Kopiere aus dem Text über Sternhell und den israelischen Faschismus wortgetreu den Abschnitt, der mit „Vom öffentlichen Gesichtspunkt“ beginnt und mit „wer sie verbreitet.“ endet.

--- Vorliegender Text ---

■ ■ ■ ■

Genau deshalb bin ich sensibel gegenüber jedem warnenden Anzeichen
in unserer Gesellschaft. Als Journalist und Magazinherausgeber
drehte ich den Scheinwerfer auf alle derartigen Anzeichen. Als
politischer Aktivist kämpfte ich gegen sie, in der Knesset und auf
der Straße.
Sternhell seinerseits ist - nach einer militärischen Karriere - ein
reiner Akademiker. Er gebraucht die Instrumente der Wissenschaft:
forschen, lehren und veröffentlichen. Er sucht nach exakten
Definitionen und schert sich nicht um Beliebtheit oder darum,
Provokation zu vermeiden. Vor Jahren behauptete er in einem seiner
Artikel, dass die gewalttätige Reaktion der Palästinenser auf die
Siedlungen ganz normal sei. Dadurch zog er sich die anhaltende Wut
der Siedler und der extremen Rechte zu, die sich darum bemühte, ihn
daran zu hindern, den Israel-Preis, Israels höchste Auszeichnung,
entgegen zu nehmen.
Jetzt sprechen die Rohrbomben.
WER LEGTE die Bombe? Ein einzelner Täter? Eine Gruppe? Ein neuer
Untergrund? Die Terroristen aus den Siedlungen? Das ist Sache der
Polizei und des Shin Bet.
Vom öffentlichen Gesichtspunkt aus ist die Sache viel einfacher: es
ist ganz klar, in welchem Blumenbeet dieses giftige Unkraut wächst,
welche Ideologie als Düngemittel dient, und wer sie verbreitet.
Israelischer Faschismus ist quicklebendig. Er wächst in einem
Saatbeet, das schon in der Vergangenheit verschiedene
national-religiöse Untergrundgruppen hervorbrachte: die Gruppe, die
die Heiligen Stätten des Islam auf dem Tempelberg zu zerstören
versuchte, der Untergrund, der die palästinensischen Bürgermeister
umzubringen versuchte, die „Kach“-Bande, den Täter des
Hebron-Massakers Baruch Goldstein, den Mörder des Friedensaktivisten
Emil Gruenzweig, den Mörder von Yitzhak Rabin und all die
Untergrundgruppen, die rechtzeitig entdeckt wurden und deshalb gar
nicht in der Öffentlichkeit bekannt wurden.
All diese Akte können nicht einfach Einzeltätern oder
„Außenseitergruppen“ zugeordnet werden. In der israelischen
politischen Gesellschaft existiert eindeutig ein faschistischer
Sektor. Seine Ideologie ist religiös-nationalistisch, und seine
spirituellen Führer sind meistens „Rabbiner“ , die das entsprechende
Weltbild und die praktische Anwendung formulieren. Diese jüdischen
Götzendiener arbeiten nicht im Geheimen - im Gegenteil. Sie bieten
ihre Waren offen auf dem Markt an.

■ ■ ■ ■

--- Einträge ---

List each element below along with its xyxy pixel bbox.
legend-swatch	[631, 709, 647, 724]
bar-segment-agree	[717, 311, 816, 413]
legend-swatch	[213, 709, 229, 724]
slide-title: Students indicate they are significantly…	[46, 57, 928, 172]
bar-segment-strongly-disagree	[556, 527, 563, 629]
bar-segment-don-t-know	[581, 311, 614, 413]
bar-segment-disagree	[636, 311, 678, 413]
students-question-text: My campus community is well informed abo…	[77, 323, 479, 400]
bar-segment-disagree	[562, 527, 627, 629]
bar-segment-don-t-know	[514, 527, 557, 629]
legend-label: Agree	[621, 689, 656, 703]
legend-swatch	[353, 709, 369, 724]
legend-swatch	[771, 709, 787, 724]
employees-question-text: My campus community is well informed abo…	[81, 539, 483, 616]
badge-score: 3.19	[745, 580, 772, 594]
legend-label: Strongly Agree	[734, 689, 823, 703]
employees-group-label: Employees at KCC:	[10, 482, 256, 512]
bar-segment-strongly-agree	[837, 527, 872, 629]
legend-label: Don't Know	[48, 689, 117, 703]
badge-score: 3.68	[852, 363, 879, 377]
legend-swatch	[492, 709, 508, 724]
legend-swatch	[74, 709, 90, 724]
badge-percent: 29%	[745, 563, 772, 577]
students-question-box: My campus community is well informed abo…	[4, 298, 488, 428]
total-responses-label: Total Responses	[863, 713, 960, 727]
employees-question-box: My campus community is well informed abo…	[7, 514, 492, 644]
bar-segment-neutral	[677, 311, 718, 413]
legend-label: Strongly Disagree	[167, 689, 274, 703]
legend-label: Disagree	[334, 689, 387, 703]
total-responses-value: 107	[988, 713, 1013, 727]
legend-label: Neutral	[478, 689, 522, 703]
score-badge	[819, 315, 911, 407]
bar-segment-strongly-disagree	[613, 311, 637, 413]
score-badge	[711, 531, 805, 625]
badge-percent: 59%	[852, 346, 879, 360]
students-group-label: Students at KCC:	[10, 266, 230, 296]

■ ■ ■ ■

--- Ergebnis ---
Vom öffentlichen Gesichtspunkt aus ist die Sache viel einfacher: es
ist ganz klar, in welchem Blumenbeet dieses giftige Unkraut wächst,
welche Ideologie als Düngemittel dient, und wer sie verbreitet.